[Stored records]
+===+

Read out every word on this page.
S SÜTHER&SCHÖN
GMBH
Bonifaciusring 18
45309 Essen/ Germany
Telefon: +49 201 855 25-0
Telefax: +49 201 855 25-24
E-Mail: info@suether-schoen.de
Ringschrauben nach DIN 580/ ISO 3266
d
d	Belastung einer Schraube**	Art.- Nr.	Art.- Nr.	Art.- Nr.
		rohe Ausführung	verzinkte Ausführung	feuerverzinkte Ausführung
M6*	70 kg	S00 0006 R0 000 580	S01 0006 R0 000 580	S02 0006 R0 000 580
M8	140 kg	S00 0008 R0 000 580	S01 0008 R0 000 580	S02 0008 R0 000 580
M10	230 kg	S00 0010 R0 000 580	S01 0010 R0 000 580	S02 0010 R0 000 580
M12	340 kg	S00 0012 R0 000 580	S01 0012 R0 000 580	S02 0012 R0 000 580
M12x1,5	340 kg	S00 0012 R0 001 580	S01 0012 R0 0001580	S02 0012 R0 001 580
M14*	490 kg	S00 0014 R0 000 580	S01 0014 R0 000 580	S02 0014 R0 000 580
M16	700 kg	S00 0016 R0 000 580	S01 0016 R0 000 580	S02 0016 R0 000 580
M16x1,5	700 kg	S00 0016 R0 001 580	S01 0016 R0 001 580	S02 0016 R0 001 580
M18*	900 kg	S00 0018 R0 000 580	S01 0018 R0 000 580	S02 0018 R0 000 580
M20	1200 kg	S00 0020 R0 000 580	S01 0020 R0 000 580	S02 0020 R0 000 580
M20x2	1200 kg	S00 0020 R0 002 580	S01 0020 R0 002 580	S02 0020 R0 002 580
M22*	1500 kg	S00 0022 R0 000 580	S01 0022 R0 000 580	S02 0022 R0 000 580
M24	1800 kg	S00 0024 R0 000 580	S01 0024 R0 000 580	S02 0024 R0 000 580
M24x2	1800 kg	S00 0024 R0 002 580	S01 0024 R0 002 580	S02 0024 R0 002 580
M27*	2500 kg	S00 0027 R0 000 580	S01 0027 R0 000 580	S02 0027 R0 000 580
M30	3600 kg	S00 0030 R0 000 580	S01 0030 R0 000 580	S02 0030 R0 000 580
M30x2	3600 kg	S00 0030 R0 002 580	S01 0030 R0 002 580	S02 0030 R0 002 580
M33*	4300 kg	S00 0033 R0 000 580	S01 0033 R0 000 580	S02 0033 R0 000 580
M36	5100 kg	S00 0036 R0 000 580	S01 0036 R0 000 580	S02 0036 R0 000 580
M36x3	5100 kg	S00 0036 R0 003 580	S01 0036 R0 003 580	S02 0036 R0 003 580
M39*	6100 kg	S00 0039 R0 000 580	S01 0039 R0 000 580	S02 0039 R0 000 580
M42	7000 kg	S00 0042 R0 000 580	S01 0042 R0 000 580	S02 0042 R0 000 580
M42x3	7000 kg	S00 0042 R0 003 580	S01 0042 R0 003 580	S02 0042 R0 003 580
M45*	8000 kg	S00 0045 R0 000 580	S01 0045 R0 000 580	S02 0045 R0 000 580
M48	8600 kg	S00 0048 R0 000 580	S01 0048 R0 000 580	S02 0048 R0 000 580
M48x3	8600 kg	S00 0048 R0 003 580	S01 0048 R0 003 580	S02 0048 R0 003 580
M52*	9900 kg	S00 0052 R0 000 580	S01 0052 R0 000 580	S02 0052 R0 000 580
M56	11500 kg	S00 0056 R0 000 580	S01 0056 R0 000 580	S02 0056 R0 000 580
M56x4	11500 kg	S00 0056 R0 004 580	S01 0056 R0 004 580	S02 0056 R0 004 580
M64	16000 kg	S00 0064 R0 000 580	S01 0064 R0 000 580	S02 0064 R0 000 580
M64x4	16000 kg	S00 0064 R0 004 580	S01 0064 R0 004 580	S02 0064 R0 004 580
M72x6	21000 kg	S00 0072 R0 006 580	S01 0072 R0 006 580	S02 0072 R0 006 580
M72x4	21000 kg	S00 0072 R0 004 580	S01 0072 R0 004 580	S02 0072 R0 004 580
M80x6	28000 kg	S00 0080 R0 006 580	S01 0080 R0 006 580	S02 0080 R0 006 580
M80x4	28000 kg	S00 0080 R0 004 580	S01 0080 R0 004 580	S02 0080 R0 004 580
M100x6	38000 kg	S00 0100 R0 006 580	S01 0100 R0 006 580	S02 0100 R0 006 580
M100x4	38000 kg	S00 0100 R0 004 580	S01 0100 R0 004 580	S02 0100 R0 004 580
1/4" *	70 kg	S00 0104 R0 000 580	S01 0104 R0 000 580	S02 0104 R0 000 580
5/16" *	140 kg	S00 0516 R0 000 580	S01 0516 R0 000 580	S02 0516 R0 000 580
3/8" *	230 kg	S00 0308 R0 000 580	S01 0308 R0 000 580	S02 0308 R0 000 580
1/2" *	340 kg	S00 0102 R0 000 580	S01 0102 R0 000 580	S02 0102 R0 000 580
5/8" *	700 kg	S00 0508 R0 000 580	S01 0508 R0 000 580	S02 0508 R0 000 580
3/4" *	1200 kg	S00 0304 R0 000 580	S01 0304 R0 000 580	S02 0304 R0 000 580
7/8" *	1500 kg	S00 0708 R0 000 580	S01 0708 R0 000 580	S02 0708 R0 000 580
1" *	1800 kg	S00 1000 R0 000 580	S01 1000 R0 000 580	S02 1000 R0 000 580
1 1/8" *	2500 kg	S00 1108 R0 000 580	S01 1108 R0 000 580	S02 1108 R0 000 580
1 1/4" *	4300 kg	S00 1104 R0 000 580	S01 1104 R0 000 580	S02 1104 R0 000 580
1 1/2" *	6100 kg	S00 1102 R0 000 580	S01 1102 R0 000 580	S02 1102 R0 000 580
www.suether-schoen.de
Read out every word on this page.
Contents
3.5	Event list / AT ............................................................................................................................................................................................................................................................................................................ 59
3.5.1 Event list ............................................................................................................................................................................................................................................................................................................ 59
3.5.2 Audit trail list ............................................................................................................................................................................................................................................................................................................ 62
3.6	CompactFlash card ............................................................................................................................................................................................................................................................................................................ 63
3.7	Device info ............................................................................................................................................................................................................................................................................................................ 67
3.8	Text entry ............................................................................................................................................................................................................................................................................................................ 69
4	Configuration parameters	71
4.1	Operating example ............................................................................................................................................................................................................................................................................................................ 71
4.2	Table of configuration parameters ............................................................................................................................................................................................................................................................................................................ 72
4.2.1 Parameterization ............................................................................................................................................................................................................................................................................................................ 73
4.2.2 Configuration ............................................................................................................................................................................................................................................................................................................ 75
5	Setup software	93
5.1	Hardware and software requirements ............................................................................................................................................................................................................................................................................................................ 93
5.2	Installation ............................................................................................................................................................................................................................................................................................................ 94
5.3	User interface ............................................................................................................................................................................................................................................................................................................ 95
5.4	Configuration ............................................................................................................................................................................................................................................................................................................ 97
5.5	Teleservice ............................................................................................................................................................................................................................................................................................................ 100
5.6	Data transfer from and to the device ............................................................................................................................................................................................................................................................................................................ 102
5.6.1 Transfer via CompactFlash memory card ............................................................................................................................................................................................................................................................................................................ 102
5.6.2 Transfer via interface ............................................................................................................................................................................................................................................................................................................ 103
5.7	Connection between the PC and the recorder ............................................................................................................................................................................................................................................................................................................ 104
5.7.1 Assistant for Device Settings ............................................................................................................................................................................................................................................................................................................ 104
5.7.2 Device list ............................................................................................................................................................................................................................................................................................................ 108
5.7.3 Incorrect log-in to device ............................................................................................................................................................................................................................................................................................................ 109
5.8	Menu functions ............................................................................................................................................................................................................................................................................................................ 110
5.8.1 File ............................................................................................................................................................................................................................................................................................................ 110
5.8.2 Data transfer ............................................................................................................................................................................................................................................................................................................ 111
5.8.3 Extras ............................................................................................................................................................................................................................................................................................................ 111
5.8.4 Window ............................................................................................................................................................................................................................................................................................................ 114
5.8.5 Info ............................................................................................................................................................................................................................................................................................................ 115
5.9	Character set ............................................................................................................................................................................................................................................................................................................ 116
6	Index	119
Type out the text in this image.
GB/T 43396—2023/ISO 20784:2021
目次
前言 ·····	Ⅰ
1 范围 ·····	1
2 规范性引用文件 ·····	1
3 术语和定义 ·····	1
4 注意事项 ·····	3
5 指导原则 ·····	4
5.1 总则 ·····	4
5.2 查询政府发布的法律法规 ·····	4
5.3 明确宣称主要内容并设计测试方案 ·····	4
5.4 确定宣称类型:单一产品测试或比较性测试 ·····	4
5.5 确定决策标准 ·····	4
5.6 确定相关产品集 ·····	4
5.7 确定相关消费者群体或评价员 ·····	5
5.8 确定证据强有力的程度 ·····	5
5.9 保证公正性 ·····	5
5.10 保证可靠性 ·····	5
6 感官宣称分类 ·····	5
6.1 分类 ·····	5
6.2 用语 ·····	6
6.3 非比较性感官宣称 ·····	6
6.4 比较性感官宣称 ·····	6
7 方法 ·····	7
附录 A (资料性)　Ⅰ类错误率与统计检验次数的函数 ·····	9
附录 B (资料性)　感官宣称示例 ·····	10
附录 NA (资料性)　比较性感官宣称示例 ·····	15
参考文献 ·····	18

+===+

Show the lines of the data that hold the word "software".

5	Setup software	93
5.1	Hardware and software requirements ............................................................................................................................................................................................................................................................................................................ 93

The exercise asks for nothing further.